* _Short task_
Give the records back in full, exactly as they read.

Saved entries
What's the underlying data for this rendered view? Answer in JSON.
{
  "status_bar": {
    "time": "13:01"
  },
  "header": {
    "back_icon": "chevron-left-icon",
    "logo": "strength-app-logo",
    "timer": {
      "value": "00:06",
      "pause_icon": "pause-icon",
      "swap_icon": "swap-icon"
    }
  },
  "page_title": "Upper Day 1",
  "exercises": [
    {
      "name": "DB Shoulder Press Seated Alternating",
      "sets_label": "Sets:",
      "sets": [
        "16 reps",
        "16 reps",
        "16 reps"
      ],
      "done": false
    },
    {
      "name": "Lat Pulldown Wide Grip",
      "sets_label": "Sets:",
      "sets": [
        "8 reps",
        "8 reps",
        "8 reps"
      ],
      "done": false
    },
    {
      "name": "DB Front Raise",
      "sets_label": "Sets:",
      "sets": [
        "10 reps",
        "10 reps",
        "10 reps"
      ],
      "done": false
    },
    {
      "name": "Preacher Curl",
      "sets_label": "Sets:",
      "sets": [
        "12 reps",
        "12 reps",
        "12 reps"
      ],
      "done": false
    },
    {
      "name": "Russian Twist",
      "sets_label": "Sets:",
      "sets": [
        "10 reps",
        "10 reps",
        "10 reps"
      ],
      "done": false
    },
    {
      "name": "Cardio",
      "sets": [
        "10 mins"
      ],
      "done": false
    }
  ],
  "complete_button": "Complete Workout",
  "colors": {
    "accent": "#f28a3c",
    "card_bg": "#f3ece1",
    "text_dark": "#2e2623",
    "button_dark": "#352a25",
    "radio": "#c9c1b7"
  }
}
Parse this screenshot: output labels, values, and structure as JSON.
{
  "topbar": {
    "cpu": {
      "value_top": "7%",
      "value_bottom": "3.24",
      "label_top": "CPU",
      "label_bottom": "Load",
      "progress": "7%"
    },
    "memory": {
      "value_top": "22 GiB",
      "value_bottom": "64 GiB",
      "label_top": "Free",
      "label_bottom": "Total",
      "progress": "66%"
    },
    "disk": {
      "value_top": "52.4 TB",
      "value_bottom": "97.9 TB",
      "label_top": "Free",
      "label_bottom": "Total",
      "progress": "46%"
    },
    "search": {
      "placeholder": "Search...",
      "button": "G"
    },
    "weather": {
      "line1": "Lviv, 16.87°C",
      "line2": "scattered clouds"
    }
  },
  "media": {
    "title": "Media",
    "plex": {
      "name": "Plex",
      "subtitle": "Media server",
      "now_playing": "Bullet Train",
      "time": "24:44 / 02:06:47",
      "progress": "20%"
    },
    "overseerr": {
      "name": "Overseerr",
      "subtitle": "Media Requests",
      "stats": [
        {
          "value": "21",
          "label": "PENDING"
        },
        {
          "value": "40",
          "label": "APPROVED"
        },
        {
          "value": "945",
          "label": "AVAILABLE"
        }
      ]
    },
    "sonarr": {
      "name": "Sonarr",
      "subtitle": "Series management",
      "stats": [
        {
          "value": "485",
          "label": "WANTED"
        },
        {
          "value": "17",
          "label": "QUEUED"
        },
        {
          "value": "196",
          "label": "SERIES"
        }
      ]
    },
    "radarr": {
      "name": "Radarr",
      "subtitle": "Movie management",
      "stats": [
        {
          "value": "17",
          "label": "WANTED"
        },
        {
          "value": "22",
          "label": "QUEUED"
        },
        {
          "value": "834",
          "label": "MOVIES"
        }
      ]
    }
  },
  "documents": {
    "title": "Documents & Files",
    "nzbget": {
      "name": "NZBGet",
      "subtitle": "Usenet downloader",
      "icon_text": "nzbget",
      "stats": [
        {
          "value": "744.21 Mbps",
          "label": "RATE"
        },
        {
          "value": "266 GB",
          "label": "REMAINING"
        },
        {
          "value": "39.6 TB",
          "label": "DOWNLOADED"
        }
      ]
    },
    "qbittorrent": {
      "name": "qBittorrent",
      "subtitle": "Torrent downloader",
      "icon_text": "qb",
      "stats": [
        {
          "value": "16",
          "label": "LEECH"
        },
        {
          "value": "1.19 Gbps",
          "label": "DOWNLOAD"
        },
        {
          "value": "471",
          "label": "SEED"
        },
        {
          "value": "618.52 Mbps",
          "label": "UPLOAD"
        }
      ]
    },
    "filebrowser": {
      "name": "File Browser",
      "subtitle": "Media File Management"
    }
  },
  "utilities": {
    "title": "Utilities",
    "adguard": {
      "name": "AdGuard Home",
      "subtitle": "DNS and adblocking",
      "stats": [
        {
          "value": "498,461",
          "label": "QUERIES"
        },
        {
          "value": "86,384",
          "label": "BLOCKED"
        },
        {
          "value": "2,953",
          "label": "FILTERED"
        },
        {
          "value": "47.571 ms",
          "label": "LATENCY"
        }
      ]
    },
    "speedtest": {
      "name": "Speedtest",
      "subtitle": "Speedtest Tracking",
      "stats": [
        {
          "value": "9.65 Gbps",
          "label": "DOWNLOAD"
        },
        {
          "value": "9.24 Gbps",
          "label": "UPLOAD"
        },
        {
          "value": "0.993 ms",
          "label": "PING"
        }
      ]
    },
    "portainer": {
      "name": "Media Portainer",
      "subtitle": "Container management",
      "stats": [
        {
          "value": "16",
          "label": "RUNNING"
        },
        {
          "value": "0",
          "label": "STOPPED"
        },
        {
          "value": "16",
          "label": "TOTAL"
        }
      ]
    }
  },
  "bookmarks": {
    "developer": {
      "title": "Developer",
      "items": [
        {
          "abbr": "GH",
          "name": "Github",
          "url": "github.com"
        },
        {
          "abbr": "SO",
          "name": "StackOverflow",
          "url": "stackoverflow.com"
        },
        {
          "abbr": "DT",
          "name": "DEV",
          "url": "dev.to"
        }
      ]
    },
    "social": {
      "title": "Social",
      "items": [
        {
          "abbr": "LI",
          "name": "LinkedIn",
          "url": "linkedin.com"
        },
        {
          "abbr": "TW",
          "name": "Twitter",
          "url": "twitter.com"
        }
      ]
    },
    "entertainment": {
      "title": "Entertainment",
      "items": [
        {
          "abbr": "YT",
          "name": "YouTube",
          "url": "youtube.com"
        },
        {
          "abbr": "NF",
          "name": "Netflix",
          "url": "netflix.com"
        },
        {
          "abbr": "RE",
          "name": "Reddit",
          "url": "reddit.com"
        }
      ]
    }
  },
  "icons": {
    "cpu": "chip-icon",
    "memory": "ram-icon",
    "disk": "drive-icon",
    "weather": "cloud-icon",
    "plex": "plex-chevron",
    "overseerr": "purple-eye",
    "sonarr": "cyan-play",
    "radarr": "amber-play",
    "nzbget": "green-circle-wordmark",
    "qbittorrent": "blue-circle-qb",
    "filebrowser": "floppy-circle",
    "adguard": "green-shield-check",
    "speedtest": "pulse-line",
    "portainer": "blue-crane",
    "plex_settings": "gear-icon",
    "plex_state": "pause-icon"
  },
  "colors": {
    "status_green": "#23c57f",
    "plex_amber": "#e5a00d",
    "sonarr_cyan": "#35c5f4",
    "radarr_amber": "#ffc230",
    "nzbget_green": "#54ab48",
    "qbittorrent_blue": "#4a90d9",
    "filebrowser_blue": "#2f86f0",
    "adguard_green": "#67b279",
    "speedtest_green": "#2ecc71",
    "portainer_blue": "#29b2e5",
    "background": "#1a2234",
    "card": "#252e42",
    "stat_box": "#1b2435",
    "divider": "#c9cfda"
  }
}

* _Exercise result_
What's the underlying data for this rendered view? Answer in JSON.
{
  "status_bar": {
    "time": "13:01"
  },
  "header": {
    "back_icon": "chevron-left-icon",
    "logo": "strength-app-logo",
    "timer": {
      "value": "00:06",
      "pause_icon": "pause-icon",
      "swap_icon": "swap-icon"
    }
  },
  "page_title": "Upper Day 1",
  "exercises": [
    {
      "name": "DB Shoulder Press Seated Alternating",
      "sets_label": "Sets:",
      "sets": [
        "16 reps",
        "16 reps",
        "16 reps"
      ],
      "done": false
    },
    {
      "name": "Lat Pulldown Wide Grip",
      "sets_label": "Sets:",
      "sets": [
        "8 reps",
        "8 reps",
        "8 reps"
      ],
      "done": false
    },
    {
      "name": "DB Front Raise",
      "sets_label": "Sets:",
      "sets": [
        "10 reps",
        "10 reps",
        "10 reps"
      ],
      "done": false
    },
    {
      "name": "Preacher Curl",
      "sets_label": "Sets:",
      "sets": [
        "12 reps",
        "12 reps",
        "12 reps"
      ],
      "done": false
    },
    {
      "name": "Russian Twist",
      "sets_label": "Sets:",
      "sets": [
        "10 reps",
        "10 reps",
        "10 reps"
      ],
      "done": false
    },
    {
      "name": "Cardio",
      "sets": [
        "10 mins"
      ],
      "done": false
    }
  ],
  "complete_button": "Complete Workout",
  "colors": {
    "accent": "#f28a3c",
    "card_bg": "#f3ece1",
    "text_dark": "#2e2623",
    "button_dark": "#352a25",
    "radio": "#c9c1b7"
  }
}
Parse this screenshot: output labels, values, and structure as JSON.
{
  "topbar": {
    "cpu": {
      "value_top": "7%",
      "value_bottom": "3.24",
      "label_top": "CPU",
      "label_bottom": "Load",
      "progress": "7%"
    },
    "memory": {
      "value_top": "22 GiB",
      "value_bottom": "64 GiB",
      "label_top": "Free",
      "label_bottom": "Total",
      "progress": "66%"
    },
    "disk": {
      "value_top": "52.4 TB",
      "value_bottom": "97.9 TB",
      "label_top": "Free",
      "label_bottom": "Total",
      "progress": "46%"
    },
    "search": {
      "placeholder": "Search...",
      "button": "G"
    },
    "weather": {
      "line1": "Lviv, 16.87°C",
      "line2": "scattered clouds"
    }
  },
  "media": {
    "title": "Media",
    "plex": {
      "name": "Plex",
      "subtitle": "Media server",
      "now_playing": "Bullet Train",
      "time": "24:44 / 02:06:47",
      "progress": "20%"
    },
    "overseerr": {
      "name": "Overseerr",
      "subtitle": "Media Requests",
      "stats": [
        {
          "value": "21",
          "label": "PENDING"
        },
        {
          "value": "40",
          "label": "APPROVED"
        },
        {
          "value": "945",
          "label": "AVAILABLE"
        }
      ]
    },
    "sonarr": {
      "name": "Sonarr",
      "subtitle": "Series management",
      "stats": [
        {
          "value": "485",
          "label": "WANTED"
        },
        {
          "value": "17",
          "label": "QUEUED"
        },
        {
          "value": "196",
          "label": "SERIES"
        }
      ]
    },
    "radarr": {
      "name": "Radarr",
      "subtitle": "Movie management",
      "stats": [
        {
          "value": "17",
          "label": "WANTED"
        },
        {
          "value": "22",
          "label": "QUEUED"
        },
        {
          "value": "834",
          "label": "MOVIES"
        }
      ]
    }
  },
  "documents": {
    "title": "Documents & Files",
    "nzbget": {
      "name": "NZBGet",
      "subtitle": "Usenet downloader",
      "icon_text": "nzbget",
      "stats": [
        {
          "value": "744.21 Mbps",
          "label": "RATE"
        },
        {
          "value": "266 GB",
          "label": "REMAINING"
        },
        {
          "value": "39.6 TB",
          "label": "DOWNLOADED"
        }
      ]
    },
    "qbittorrent": {
      "name": "qBittorrent",
      "subtitle": "Torrent downloader",
      "icon_text": "qb",
      "stats": [
        {
          "value": "16",
          "label": "LEECH"
        },
        {
          "value": "1.19 Gbps",
          "label": "DOWNLOAD"
        },
        {
          "value": "471",
          "label": "SEED"
        },
        {
          "value": "618.52 Mbps",
          "label": "UPLOAD"
        }
      ]
    },
    "filebrowser": {
      "name": "File Browser",
      "subtitle": "Media File Management"
    }
  },
  "utilities": {
    "title": "Utilities",
    "adguard": {
      "name": "AdGuard Home",
      "subtitle": "DNS and adblocking",
      "stats": [
        {
          "value": "498,461",
          "label": "QUERIES"
        },
        {
          "value": "86,384",
          "label": "BLOCKED"
        },
        {
          "value": "2,953",
          "label": "FILTERED"
        },
        {
          "value": "47.571 ms",
          "label": "LATENCY"
        }
      ]
    },
    "speedtest": {
      "name": "Speedtest",
      "subtitle": "Speedtest Tracking",
      "stats": [
        {
          "value": "9.65 Gbps",
          "label": "DOWNLOAD"
        },
        {
          "value": "9.24 Gbps",
          "label": "UPLOAD"
        },
        {
          "value": "0.993 ms",
          "label": "PING"
        }
      ]
    },
    "portainer": {
      "name": "Media Portainer",
      "subtitle": "Container management",
      "stats": [
        {
          "value": "16",
          "label": "RUNNING"
        },
        {
          "value": "0",
          "label": "STOPPED"
        },
        {
          "value": "16",
          "label": "TOTAL"
        }
      ]
    }
  },
  "bookmarks": {
    "developer": {
      "title": "Developer",
      "items": [
        {
          "abbr": "GH",
          "name": "Github",
          "url": "github.com"
        },
        {
          "abbr": "SO",
          "name": "StackOverflow",
          "url": "stackoverflow.com"
        },
        {
          "abbr": "DT",
          "name": "DEV",
          "url": "dev.to"
        }
      ]
    },
    "social": {
      "title": "Social",
      "items": [
        {
          "abbr": "LI",
          "name": "LinkedIn",
          "url": "linkedin.com"
        },
        {
          "abbr": "TW",
          "name": "Twitter",
          "url": "twitter.com"
        }
      ]
    },
    "entertainment": {
      "title": "Entertainment",
      "items": [
        {
          "abbr": "YT",
          "name": "YouTube",
          "url": "youtube.com"
        },
        {
          "abbr": "NF",
          "name": "Netflix",
          "url": "netflix.com"
        },
        {
          "abbr": "RE",
          "name": "Reddit",
          "url": "reddit.com"
        }
      ]
    }
  },
  "icons": {
    "cpu": "chip-icon",
    "memory": "ram-icon",
    "disk": "drive-icon",
    "weather": "cloud-icon",
    "plex": "plex-chevron",
    "overseerr": "purple-eye",
    "sonarr": "cyan-play",
    "radarr": "amber-play",
    "nzbget": "green-circle-wordmark",
    "qbittorrent": "blue-circle-qb",
    "filebrowser": "floppy-circle",
    "adguard": "green-shield-check",
    "speedtest": "pulse-line",
    "portainer": "blue-crane",
    "plex_settings": "gear-icon",
    "plex_state": "pause-icon"
  },
  "colors": {
    "status_green": "#23c57f",
    "plex_amber": "#e5a00d",
    "sonarr_cyan": "#35c5f4",
    "radarr_amber": "#ffc230",
    "nzbget_green": "#54ab48",
    "qbittorrent_blue": "#4a90d9",
    "filebrowser_blue": "#2f86f0",
    "adguard_green": "#67b279",
    "speedtest_green": "#2ecc71",
    "portainer_blue": "#29b2e5",
    "background": "#1a2234",
    "card": "#252e42",
    "stat_box": "#1b2435",
    "divider": "#c9cfda"
  }
}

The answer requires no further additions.